AWS: $50-150/month base. Surprise bills. Egress fees. Dev team required.

Cloudflare: $0-5/month. Predictable. Start up-friendly.

Worst case traffic spike on Cloudflare? $50. Same spike on AWS? Pray lord Bezos has mercy on your soul.

We’re handing clients AWS roulette and calling it engineering. That’s negligence.

Let’s talk about why startups actually fail.

Contrary to popular belief it’s not the tech stack.

90% of startups fail, and the autopsies are all the same boring story. Ran out of money. No product-market fit. Got outcompeted. Team fell apart. Couldn’t close sales.

You know what’s never in the post-mortem? “We chose Svelte instead of React and that killed us.”

That case study doesn’t exist.

Every dollar a client burns on infrastructure they don’t need is a dollar not spent on marketing, sales, or runway. Every hour fighting AWS config is an hour not shipping features.

That $50/month bill? Multiply by 24 months. $1,200. Could’ve been ad spend. Could’ve been a contractor. Could’ve been three more months of survival.

Startups die from running out of runway. Not from picking the wrong front-end framework.

“But the React ecosystem…”

What ecosystem?

Most npm packages aren’t React packages. They’re JavaScript libraries with React wrappers slapped on top.

Stripe, Google Maps, D3, Chart.js, Axios, date-fns. All framework agnostic. Work the same in Svelte.

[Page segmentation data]
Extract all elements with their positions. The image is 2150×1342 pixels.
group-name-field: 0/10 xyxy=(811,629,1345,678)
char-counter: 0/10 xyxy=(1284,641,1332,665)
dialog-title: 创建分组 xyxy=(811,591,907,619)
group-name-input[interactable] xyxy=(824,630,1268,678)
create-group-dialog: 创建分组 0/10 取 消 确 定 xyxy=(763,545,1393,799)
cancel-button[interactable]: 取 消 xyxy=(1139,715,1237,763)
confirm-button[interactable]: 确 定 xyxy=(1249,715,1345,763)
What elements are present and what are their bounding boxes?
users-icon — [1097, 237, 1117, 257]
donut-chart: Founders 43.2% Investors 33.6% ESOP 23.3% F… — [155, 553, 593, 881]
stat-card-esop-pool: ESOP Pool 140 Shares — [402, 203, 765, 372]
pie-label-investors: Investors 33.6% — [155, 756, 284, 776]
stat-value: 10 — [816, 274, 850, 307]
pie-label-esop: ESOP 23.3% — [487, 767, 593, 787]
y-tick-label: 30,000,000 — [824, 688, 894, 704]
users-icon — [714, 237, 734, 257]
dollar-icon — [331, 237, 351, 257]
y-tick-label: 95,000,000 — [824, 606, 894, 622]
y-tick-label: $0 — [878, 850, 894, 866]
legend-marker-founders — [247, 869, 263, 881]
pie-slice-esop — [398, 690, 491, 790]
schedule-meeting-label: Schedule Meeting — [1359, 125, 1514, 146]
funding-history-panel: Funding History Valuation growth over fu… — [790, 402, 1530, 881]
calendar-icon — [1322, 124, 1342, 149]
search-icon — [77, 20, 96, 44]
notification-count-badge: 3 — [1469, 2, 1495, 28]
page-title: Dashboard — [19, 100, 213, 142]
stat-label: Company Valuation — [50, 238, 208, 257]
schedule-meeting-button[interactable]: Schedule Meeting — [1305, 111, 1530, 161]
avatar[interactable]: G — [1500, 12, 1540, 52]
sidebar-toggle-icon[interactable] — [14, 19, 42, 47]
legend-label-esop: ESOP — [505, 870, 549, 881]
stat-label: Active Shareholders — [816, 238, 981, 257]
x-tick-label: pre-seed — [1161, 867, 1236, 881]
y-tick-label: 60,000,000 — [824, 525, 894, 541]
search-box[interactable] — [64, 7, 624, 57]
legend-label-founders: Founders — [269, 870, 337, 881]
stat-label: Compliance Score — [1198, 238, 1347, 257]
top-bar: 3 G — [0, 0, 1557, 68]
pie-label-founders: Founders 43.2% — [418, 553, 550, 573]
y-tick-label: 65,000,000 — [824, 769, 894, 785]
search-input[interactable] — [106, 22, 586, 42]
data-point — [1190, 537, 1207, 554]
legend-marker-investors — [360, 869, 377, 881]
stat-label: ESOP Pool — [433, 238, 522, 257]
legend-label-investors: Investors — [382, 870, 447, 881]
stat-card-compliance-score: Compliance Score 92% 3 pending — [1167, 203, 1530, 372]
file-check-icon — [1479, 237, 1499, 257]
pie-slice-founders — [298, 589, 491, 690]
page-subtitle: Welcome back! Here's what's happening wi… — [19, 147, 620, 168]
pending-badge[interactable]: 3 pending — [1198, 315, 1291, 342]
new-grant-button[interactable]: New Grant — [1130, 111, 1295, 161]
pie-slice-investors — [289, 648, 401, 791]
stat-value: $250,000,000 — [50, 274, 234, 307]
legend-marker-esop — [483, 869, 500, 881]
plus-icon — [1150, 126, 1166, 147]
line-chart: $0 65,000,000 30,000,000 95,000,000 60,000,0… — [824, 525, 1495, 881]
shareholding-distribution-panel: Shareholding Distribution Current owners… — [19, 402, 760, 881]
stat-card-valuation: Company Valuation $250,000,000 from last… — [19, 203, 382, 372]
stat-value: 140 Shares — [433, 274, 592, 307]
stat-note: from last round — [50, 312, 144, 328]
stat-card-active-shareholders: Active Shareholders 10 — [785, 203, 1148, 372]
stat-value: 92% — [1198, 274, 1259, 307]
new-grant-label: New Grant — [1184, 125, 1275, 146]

- REQUIRED TASKS
A. From the piece on startup infrastructure costs, transcribe the passage that begins at the words "We’re handing clients" and stops after "the tech stack.".
B. Does each statement below agree with the piece on startup infrastructure costs? Answer yes or no for each, and quote the words from the piece that decide it.
(i) Cloudflare is priced at $0-5 per month.
(ii) Most npm packages are React packages.
(iii) 90% of startups fail.

- LIST OF ANSWERS
A.
We’re handing clients AWS roulette and calling it engineering. That’s negligence.

Let’s talk about why startups actually fail.

Contrary to popular belief it’s not the tech stack.

B.
(i) Yes: "Cloudflare: $0-5/month."
(ii) No: "Most npm packages aren’t React packages."
(iii) Yes: "90% of startups fail"